- Written problem -
Look for the word "values" in each line and report the count of matching lines, with nothing added.

- Stored dataset items -
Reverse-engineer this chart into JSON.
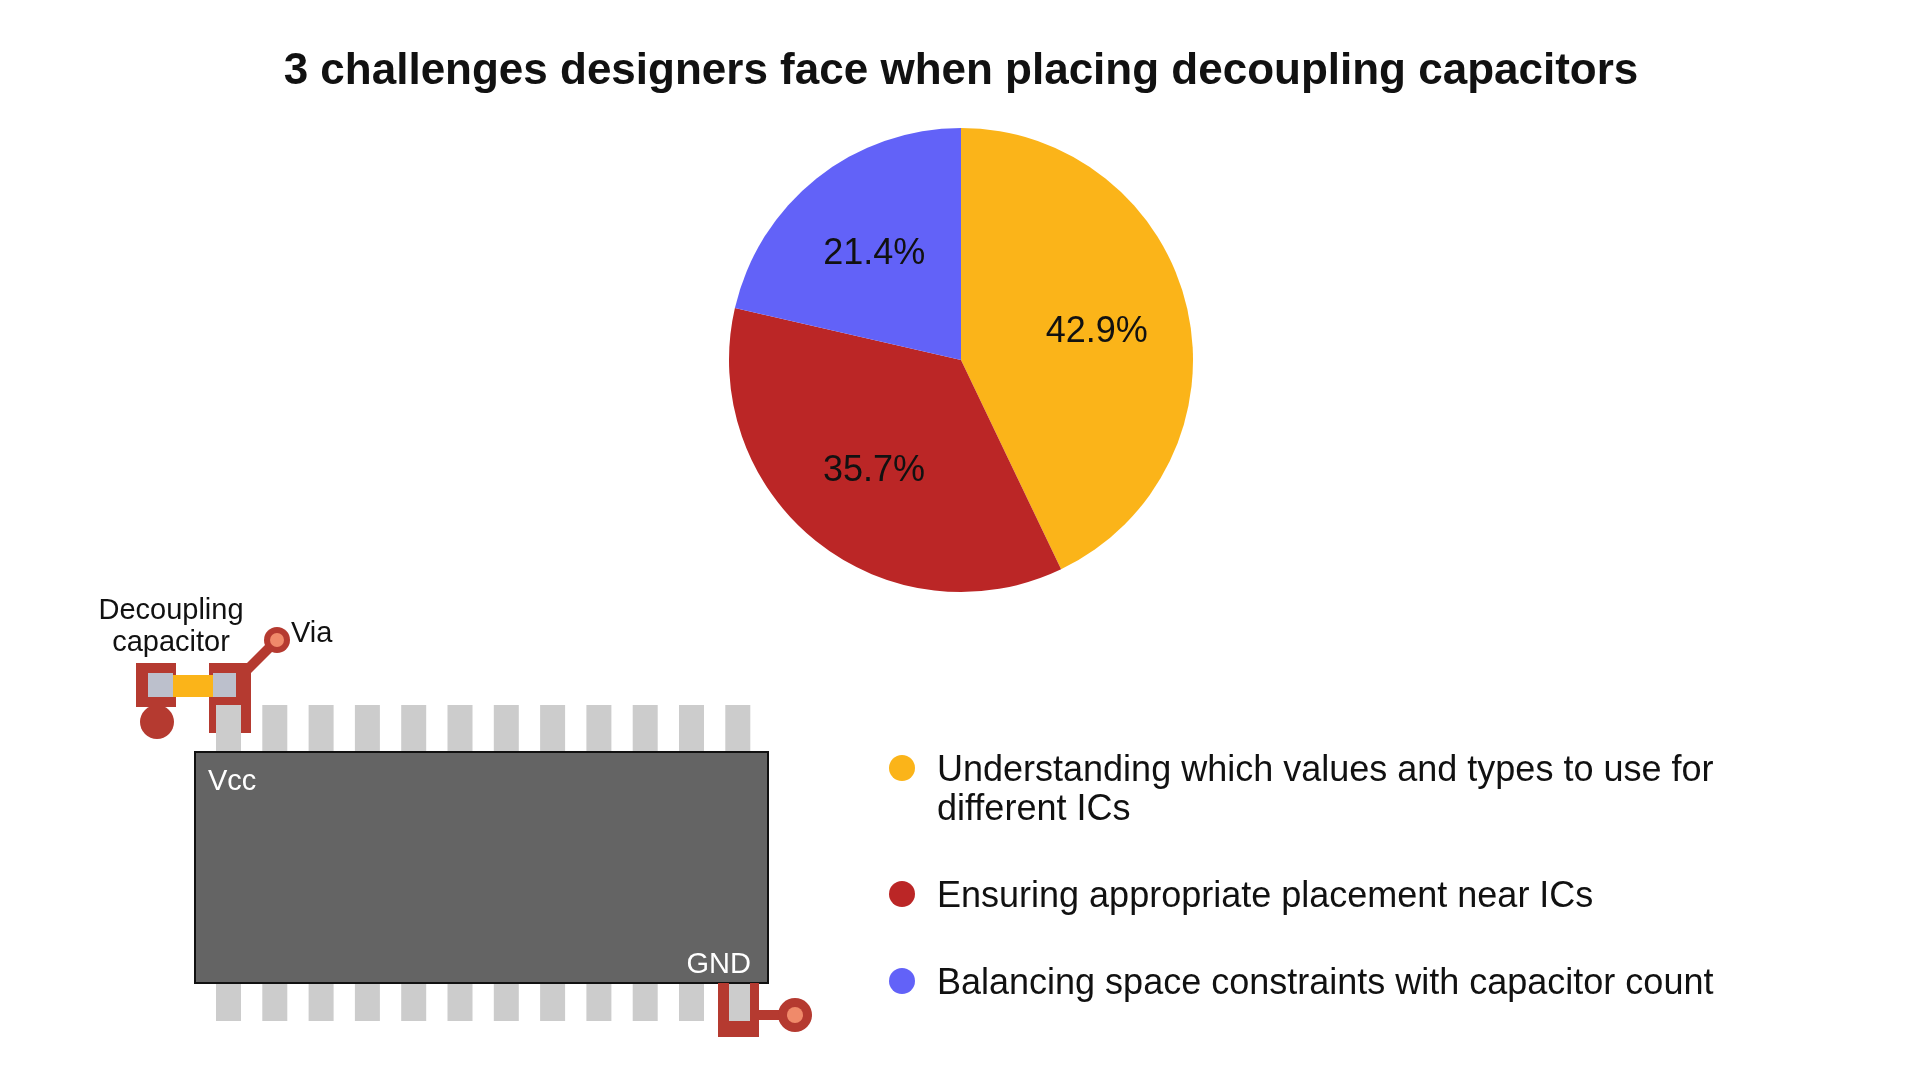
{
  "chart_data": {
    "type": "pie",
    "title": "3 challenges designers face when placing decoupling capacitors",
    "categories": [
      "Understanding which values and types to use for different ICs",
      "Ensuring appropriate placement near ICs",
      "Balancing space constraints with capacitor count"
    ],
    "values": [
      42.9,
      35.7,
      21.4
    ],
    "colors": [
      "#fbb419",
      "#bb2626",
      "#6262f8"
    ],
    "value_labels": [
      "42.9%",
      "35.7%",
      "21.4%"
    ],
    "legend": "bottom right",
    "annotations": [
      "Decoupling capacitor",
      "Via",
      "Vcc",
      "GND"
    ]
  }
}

- Full output -
2